# start of Supplied material

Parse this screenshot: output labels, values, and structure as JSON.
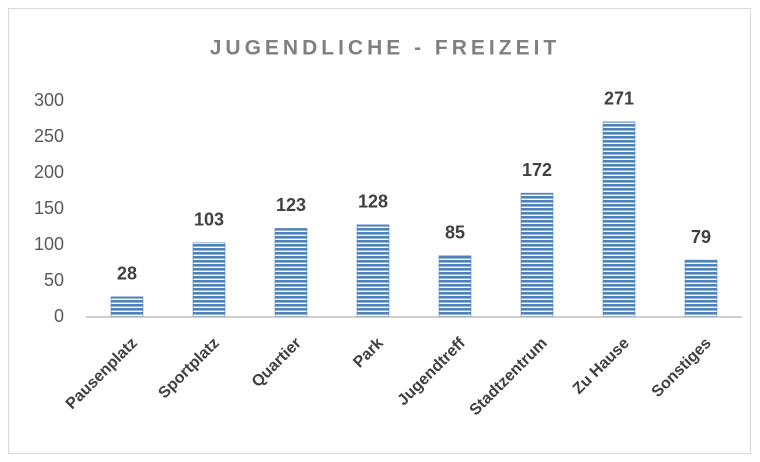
{
  "chart_data": {
    "type": "bar",
    "title": "JUGENDLICHE - FREIZEIT",
    "categories": [
      "Pausenplatz",
      "Sportplatz",
      "Quartier",
      "Park",
      "Jugendtreff",
      "Stadtzentrum",
      "Zu Hause",
      "Sonstiges"
    ],
    "values": [
      28,
      103,
      123,
      128,
      85,
      172,
      271,
      79
    ],
    "color": "#4f81bd",
    "ylim": [
      0,
      300
    ],
    "yticks": [
      0,
      50,
      100,
      150,
      200,
      250,
      300
    ],
    "grid": false
  }
}
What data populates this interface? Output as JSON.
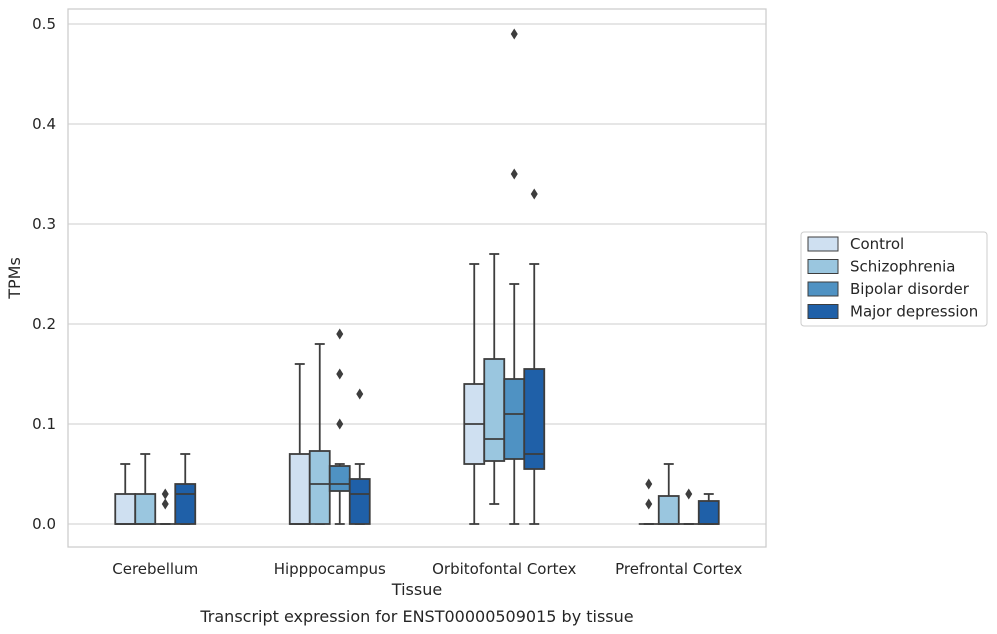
{
  "chart_data": {
    "type": "box",
    "xlabel": "Tissue",
    "ylabel": "TPMs",
    "caption": "Transcript expression for ENST00000509015 by tissue",
    "ylim": [
      -0.024,
      0.515
    ],
    "yticks": [
      0.0,
      0.1,
      0.2,
      0.3,
      0.4,
      0.5
    ],
    "ytick_labels": [
      "0.0",
      "0.1",
      "0.2",
      "0.3",
      "0.4",
      "0.5"
    ],
    "grid": "horizontal",
    "legend_placement": "right, outside plot",
    "categories": [
      "Cerebellum",
      "Hipppocampus",
      "Orbitofontal Cortex",
      "Prefrontal Cortex"
    ],
    "series": [
      {
        "name": "Control",
        "color": "#cfe0f1",
        "boxes": [
          {
            "whislo": 0.0,
            "q1": 0.0,
            "med": 0.0,
            "q3": 0.03,
            "whishi": 0.06,
            "fliers": []
          },
          {
            "whislo": 0.0,
            "q1": 0.0,
            "med": 0.0,
            "q3": 0.07,
            "whishi": 0.16,
            "fliers": []
          },
          {
            "whislo": 0.0,
            "q1": 0.06,
            "med": 0.1,
            "q3": 0.14,
            "whishi": 0.26,
            "fliers": []
          },
          {
            "whislo": 0.0,
            "q1": 0.0,
            "med": 0.0,
            "q3": 0.0,
            "whishi": 0.0,
            "fliers": [
              0.02,
              0.04
            ]
          }
        ]
      },
      {
        "name": "Schizophrenia",
        "color": "#9ac6df",
        "boxes": [
          {
            "whislo": 0.0,
            "q1": 0.0,
            "med": 0.0,
            "q3": 0.03,
            "whishi": 0.07,
            "fliers": []
          },
          {
            "whislo": 0.0,
            "q1": 0.0,
            "med": 0.04,
            "q3": 0.073,
            "whishi": 0.18,
            "fliers": []
          },
          {
            "whislo": 0.02,
            "q1": 0.063,
            "med": 0.085,
            "q3": 0.165,
            "whishi": 0.27,
            "fliers": []
          },
          {
            "whislo": 0.0,
            "q1": 0.0,
            "med": 0.0,
            "q3": 0.028,
            "whishi": 0.06,
            "fliers": []
          }
        ]
      },
      {
        "name": "Bipolar disorder",
        "color": "#4f92c3",
        "boxes": [
          {
            "whislo": 0.0,
            "q1": 0.0,
            "med": 0.0,
            "q3": 0.0,
            "whishi": 0.0,
            "fliers": [
              0.02,
              0.03
            ]
          },
          {
            "whislo": 0.0,
            "q1": 0.033,
            "med": 0.04,
            "q3": 0.058,
            "whishi": 0.06,
            "fliers": [
              0.1,
              0.15,
              0.19
            ]
          },
          {
            "whislo": 0.0,
            "q1": 0.065,
            "med": 0.11,
            "q3": 0.145,
            "whishi": 0.24,
            "fliers": [
              0.35,
              0.49
            ]
          },
          {
            "whislo": 0.0,
            "q1": 0.0,
            "med": 0.0,
            "q3": 0.0,
            "whishi": 0.0,
            "fliers": [
              0.03
            ]
          }
        ]
      },
      {
        "name": "Major depression",
        "color": "#1f60a8",
        "boxes": [
          {
            "whislo": 0.0,
            "q1": 0.0,
            "med": 0.03,
            "q3": 0.04,
            "whishi": 0.07,
            "fliers": []
          },
          {
            "whislo": 0.0,
            "q1": 0.0,
            "med": 0.03,
            "q3": 0.045,
            "whishi": 0.06,
            "fliers": [
              0.13
            ]
          },
          {
            "whislo": 0.0,
            "q1": 0.055,
            "med": 0.07,
            "q3": 0.155,
            "whishi": 0.26,
            "fliers": [
              0.33
            ]
          },
          {
            "whislo": 0.0,
            "q1": 0.0,
            "med": 0.0,
            "q3": 0.023,
            "whishi": 0.03,
            "fliers": []
          }
        ]
      }
    ]
  }
}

# end of Supplied material

The task :: Count every line in the entries above where the word "values" appears; respond with the number alone.

Solution :: 2